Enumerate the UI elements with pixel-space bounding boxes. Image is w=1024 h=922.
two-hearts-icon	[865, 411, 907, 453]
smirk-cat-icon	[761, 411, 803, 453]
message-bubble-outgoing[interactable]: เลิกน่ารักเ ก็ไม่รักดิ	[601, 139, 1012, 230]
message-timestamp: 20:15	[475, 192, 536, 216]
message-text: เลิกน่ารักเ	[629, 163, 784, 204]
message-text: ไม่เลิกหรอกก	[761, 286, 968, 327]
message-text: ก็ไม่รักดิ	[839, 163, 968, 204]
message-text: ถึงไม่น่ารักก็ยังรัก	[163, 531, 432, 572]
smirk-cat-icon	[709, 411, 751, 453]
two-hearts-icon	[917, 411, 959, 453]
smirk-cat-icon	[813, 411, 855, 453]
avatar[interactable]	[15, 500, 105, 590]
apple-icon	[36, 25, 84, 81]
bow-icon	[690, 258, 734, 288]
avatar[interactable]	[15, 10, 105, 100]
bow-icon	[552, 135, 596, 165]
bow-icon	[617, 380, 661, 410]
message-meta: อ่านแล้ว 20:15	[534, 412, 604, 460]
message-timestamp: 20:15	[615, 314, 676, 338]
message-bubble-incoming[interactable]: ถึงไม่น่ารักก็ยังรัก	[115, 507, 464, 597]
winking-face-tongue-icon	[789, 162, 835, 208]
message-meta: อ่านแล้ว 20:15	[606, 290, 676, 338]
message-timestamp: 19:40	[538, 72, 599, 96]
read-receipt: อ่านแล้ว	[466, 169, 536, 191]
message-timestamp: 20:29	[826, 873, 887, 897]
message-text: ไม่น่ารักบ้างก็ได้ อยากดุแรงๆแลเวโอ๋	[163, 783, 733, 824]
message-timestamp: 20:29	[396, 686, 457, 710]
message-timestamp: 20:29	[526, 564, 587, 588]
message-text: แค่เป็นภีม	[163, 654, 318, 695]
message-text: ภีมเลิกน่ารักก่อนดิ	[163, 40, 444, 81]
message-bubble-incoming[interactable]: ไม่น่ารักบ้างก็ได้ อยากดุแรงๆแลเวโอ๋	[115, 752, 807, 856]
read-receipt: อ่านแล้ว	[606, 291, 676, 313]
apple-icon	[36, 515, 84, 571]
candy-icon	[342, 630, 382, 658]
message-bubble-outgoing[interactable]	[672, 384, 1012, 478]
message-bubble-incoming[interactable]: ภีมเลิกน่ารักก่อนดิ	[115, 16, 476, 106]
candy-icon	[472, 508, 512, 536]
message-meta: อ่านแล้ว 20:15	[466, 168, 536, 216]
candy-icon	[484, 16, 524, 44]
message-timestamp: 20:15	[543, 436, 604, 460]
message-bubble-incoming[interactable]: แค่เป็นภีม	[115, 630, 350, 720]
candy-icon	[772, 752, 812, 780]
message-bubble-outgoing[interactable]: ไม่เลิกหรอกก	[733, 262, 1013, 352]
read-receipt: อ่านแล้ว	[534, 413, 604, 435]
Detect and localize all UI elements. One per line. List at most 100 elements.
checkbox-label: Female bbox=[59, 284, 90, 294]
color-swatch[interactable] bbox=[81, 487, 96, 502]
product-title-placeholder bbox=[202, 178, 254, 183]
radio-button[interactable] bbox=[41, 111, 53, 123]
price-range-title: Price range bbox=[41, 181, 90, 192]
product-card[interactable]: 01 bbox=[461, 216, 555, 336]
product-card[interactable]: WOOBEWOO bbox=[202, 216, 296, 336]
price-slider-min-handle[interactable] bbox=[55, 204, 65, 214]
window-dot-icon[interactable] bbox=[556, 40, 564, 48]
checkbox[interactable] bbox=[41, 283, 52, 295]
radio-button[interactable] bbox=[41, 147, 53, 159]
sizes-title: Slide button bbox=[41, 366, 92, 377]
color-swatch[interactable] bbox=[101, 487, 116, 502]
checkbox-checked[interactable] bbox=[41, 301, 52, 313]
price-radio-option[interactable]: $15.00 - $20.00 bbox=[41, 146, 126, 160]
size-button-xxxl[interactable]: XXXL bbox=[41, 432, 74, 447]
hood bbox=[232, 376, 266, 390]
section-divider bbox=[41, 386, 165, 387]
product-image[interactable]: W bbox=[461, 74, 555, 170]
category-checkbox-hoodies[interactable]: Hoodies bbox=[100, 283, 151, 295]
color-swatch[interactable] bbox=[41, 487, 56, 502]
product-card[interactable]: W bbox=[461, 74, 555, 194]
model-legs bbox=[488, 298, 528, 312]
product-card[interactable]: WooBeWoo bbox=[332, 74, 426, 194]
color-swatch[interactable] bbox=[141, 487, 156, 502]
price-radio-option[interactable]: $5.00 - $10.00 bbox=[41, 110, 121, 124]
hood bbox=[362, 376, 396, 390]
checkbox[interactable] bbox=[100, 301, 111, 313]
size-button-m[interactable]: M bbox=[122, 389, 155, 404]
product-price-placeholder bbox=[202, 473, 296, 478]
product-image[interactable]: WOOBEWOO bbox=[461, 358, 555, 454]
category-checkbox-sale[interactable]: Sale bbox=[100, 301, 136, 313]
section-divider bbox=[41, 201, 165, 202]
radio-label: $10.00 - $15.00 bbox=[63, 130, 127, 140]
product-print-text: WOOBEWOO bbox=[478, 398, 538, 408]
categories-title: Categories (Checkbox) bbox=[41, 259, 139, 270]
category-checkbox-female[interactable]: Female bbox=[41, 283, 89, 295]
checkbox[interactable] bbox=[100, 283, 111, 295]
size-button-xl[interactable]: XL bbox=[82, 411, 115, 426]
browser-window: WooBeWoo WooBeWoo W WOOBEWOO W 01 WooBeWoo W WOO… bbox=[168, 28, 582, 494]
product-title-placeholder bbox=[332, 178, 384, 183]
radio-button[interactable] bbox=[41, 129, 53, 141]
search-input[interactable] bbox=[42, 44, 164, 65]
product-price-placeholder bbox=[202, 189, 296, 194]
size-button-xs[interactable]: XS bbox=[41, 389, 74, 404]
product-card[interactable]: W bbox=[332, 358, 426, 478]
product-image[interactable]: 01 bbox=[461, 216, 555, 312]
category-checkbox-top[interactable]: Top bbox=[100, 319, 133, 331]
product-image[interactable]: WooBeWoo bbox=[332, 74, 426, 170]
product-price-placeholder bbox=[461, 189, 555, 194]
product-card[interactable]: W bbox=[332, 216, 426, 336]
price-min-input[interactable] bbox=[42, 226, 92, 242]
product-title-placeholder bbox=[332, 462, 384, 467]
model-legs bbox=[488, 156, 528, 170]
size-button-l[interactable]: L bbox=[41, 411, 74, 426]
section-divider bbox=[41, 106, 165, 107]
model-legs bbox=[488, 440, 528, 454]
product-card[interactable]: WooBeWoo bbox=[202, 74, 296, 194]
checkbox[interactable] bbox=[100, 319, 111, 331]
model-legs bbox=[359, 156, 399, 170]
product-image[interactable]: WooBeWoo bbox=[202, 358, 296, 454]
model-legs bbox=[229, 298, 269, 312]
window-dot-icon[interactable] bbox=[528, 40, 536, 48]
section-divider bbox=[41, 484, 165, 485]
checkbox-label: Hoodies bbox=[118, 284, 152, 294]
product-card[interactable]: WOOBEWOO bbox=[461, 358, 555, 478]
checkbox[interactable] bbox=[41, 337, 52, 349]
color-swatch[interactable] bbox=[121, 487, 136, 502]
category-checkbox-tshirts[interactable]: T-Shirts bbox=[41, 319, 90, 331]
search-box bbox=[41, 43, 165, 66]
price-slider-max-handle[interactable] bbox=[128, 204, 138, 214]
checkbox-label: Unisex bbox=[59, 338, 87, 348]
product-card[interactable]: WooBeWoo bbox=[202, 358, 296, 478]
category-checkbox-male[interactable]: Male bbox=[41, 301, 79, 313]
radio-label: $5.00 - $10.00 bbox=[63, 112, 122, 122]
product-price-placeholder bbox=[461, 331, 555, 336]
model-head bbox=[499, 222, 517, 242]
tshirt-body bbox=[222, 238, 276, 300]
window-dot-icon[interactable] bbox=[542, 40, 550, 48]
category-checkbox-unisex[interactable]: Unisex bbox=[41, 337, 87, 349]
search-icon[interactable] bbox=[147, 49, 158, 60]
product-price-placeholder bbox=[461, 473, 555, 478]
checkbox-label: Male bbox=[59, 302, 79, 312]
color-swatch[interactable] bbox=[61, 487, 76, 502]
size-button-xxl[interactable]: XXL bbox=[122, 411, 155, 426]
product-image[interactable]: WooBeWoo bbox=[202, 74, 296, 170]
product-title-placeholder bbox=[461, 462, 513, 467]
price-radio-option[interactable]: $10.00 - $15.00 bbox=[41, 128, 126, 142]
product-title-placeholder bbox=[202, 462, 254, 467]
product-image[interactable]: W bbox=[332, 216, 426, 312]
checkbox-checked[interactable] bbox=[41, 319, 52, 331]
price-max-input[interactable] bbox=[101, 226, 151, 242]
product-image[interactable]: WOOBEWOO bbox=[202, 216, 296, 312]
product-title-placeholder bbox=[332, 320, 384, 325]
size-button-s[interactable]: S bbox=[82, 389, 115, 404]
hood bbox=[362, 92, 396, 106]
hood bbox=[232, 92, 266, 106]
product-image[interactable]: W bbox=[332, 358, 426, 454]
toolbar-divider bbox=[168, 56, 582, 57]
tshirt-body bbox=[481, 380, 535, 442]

What you have to do -> Output as a numbered list every line from the first line of the items through the line that contains "436, 604, 460]", with both of those lines included and blank lines omitted.

Answer for this exercise ->
1. Enumerate the UI elements with pixel-space bounding boxes. Image is w=1024 h=922.
2. two-hearts-icon	[865, 411, 907, 453]
3. smirk-cat-icon	[761, 411, 803, 453]
4. message-bubble-outgoing[interactable]: เลิกน่ารักเ ก็ไม่รักดิ	[601, 139, 1012, 230]
5. message-timestamp: 20:15	[475, 192, 536, 216]
6. message-text: เลิกน่ารักเ	[629, 163, 784, 204]
7. message-text: ไม่เลิกหรอกก	[761, 286, 968, 327]
8. message-text: ก็ไม่รักดิ	[839, 163, 968, 204]
9. message-text: ถึงไม่น่ารักก็ยังรัก	[163, 531, 432, 572]
10. smirk-cat-icon	[709, 411, 751, 453]
11. two-hearts-icon	[917, 411, 959, 453]
12. smirk-cat-icon	[813, 411, 855, 453]
13. avatar[interactable]	[15, 500, 105, 590]
14. apple-icon	[36, 25, 84, 81]
15. bow-icon	[690, 258, 734, 288]
16. avatar[interactable]	[15, 10, 105, 100]
17. bow-icon	[552, 135, 596, 165]
18. bow-icon	[617, 380, 661, 410]
19. message-meta: อ่านแล้ว 20:15	[534, 412, 604, 460]
20. message-timestamp: 20:15	[615, 314, 676, 338]
21. message-bubble-incoming[interactable]: ถึงไม่น่ารักก็ยังรัก	[115, 507, 464, 597]
22. winking-face-tongue-icon	[789, 162, 835, 208]
23. message-meta: อ่านแล้ว 20:15	[606, 290, 676, 338]
24. message-timestamp: 19:40	[538, 72, 599, 96]
25. read-receipt: อ่านแล้ว	[466, 169, 536, 191]
26. message-timestamp: 20:29	[826, 873, 887, 897]
27. message-text: ไม่น่ารักบ้างก็ได้ อยากดุแรงๆแลเวโอ๋	[163, 783, 733, 824]
28. message-timestamp: 20:29	[396, 686, 457, 710]
29. message-timestamp: 20:29	[526, 564, 587, 588]
30. message-text: แค่เป็นภีม	[163, 654, 318, 695]
31. message-text: ภีมเลิกน่ารักก่อนดิ	[163, 40, 444, 81]
32. message-bubble-incoming[interactable]: ไม่น่ารักบ้างก็ได้ อยากดุแรงๆแลเวโอ๋	[115, 752, 807, 856]
33. read-receipt: อ่านแล้ว	[606, 291, 676, 313]
34. apple-icon	[36, 515, 84, 571]
35. candy-icon	[342, 630, 382, 658]
36. message-bubble-outgoing[interactable]	[672, 384, 1012, 478]
37. message-bubble-incoming[interactable]: ภีมเลิกน่ารักก่อนดิ	[115, 16, 476, 106]
38. candy-icon	[472, 508, 512, 536]
39. message-meta: อ่านแล้ว 20:15	[466, 168, 536, 216]
40. candy-icon	[484, 16, 524, 44]
41. message-timestamp: 20:15	[543, 436, 604, 460]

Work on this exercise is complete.